● What the exercise asks
Extract every entry word for word.

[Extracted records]
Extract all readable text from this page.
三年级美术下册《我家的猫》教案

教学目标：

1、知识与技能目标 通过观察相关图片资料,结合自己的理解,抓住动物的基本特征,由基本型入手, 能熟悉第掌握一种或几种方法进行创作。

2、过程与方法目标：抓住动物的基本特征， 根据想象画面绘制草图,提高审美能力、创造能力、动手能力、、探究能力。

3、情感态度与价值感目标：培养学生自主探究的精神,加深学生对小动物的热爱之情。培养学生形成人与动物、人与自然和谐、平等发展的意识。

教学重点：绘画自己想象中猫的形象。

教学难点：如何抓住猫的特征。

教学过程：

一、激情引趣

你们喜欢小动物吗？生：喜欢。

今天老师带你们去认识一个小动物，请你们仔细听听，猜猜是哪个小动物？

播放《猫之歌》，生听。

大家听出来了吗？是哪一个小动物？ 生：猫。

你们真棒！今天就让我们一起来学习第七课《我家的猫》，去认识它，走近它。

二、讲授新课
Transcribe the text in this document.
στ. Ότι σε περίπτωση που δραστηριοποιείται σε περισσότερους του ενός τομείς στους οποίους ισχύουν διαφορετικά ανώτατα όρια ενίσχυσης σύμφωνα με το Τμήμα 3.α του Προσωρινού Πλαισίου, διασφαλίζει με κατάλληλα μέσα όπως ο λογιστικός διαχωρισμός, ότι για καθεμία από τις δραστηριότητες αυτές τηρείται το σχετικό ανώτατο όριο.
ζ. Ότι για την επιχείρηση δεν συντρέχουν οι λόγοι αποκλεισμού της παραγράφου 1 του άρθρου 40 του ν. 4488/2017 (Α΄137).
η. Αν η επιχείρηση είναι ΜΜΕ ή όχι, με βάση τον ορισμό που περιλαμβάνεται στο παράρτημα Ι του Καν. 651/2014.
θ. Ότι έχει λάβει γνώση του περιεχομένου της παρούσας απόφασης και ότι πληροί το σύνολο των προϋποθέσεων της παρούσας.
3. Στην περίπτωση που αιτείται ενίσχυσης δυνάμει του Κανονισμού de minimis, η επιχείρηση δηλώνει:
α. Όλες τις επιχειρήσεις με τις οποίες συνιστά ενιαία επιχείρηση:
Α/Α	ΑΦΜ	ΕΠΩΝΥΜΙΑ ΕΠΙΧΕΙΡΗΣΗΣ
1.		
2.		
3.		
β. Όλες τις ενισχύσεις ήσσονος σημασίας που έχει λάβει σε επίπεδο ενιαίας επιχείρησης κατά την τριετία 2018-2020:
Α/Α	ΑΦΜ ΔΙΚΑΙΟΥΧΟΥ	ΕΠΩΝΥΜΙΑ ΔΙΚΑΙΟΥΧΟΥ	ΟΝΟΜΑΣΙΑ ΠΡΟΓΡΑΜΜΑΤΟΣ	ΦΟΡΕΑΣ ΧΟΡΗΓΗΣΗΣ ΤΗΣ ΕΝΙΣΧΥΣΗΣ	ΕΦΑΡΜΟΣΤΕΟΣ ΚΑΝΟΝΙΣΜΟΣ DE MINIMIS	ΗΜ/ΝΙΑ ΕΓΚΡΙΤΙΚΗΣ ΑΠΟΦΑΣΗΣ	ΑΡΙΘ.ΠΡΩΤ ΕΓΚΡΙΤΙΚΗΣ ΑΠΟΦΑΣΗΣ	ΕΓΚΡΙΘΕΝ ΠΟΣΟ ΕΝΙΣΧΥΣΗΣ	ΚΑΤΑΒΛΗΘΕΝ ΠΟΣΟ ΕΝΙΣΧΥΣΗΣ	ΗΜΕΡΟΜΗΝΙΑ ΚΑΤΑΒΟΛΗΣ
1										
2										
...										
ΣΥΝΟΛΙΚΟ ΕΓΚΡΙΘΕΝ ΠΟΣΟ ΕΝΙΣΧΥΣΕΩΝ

● Solution to the exercise
Extract all readable text from this page.
三年级美术下册《我家的猫》教案

教学目标：

1、知识与技能目标 通过观察相关图片资料,结合自己的理解,抓住动物的基本特征,由基本型入手, 能熟悉第掌握一种或几种方法进行创作。

2、过程与方法目标：抓住动物的基本特征， 根据想象画面绘制草图,提高审美能力、创造能力、动手能力、、探究能力。

3、情感态度与价值感目标：培养学生自主探究的精神,加深学生对小动物的热爱之情。培养学生形成人与动物、人与自然和谐、平等发展的意识。

教学重点：绘画自己想象中猫的形象。

教学难点：如何抓住猫的特征。

教学过程：

一、激情引趣

你们喜欢小动物吗？生：喜欢。

今天老师带你们去认识一个小动物，请你们仔细听听，猜猜是哪个小动物？

播放《猫之歌》，生听。

大家听出来了吗？是哪一个小动物？ 生：猫。

你们真棒！今天就让我们一起来学习第七课《我家的猫》，去认识它，走近它。

二、讲授新课
Transcribe the text in this document.
στ. Ότι σε περίπτωση που δραστηριοποιείται σε περισσότερους του ενός τομείς στους οποίους ισχύουν διαφορετικά ανώτατα όρια ενίσχυσης σύμφωνα με το Τμήμα 3.α του Προσωρινού Πλαισίου, διασφαλίζει με κατάλληλα μέσα όπως ο λογιστικός διαχωρισμός, ότι για καθεμία από τις δραστηριότητες αυτές τηρείται το σχετικό ανώτατο όριο.
ζ. Ότι για την επιχείρηση δεν συντρέχουν οι λόγοι αποκλεισμού της παραγράφου 1 του άρθρου 40 του ν. 4488/2017 (Α΄137).
η. Αν η επιχείρηση είναι ΜΜΕ ή όχι, με βάση τον ορισμό που περιλαμβάνεται στο παράρτημα Ι του Καν. 651/2014.
θ. Ότι έχει λάβει γνώση του περιεχομένου της παρούσας απόφασης και ότι πληροί το σύνολο των προϋποθέσεων της παρούσας.
3. Στην περίπτωση που αιτείται ενίσχυσης δυνάμει του Κανονισμού de minimis, η επιχείρηση δηλώνει:
α. Όλες τις επιχειρήσεις με τις οποίες συνιστά ενιαία επιχείρηση:
Α/Α	ΑΦΜ	ΕΠΩΝΥΜΙΑ ΕΠΙΧΕΙΡΗΣΗΣ
1.		
2.		
3.		
β. Όλες τις ενισχύσεις ήσσονος σημασίας που έχει λάβει σε επίπεδο ενιαίας επιχείρησης κατά την τριετία 2018-2020:
Α/Α	ΑΦΜ ΔΙΚΑΙΟΥΧΟΥ	ΕΠΩΝΥΜΙΑ ΔΙΚΑΙΟΥΧΟΥ	ΟΝΟΜΑΣΙΑ ΠΡΟΓΡΑΜΜΑΤΟΣ	ΦΟΡΕΑΣ ΧΟΡΗΓΗΣΗΣ ΤΗΣ ΕΝΙΣΧΥΣΗΣ	ΕΦΑΡΜΟΣΤΕΟΣ ΚΑΝΟΝΙΣΜΟΣ DE MINIMIS	ΗΜ/ΝΙΑ ΕΓΚΡΙΤΙΚΗΣ ΑΠΟΦΑΣΗΣ	ΑΡΙΘ.ΠΡΩΤ ΕΓΚΡΙΤΙΚΗΣ ΑΠΟΦΑΣΗΣ	ΕΓΚΡΙΘΕΝ ΠΟΣΟ ΕΝΙΣΧΥΣΗΣ	ΚΑΤΑΒΛΗΘΕΝ ΠΟΣΟ ΕΝΙΣΧΥΣΗΣ	ΗΜΕΡΟΜΗΝΙΑ ΚΑΤΑΒΟΛΗΣ
1										
2										
...										
ΣΥΝΟΛΙΚΟ ΕΓΚΡΙΘΕΝ ΠΟΣΟ ΕΝΙΣΧΥΣΕΩΝ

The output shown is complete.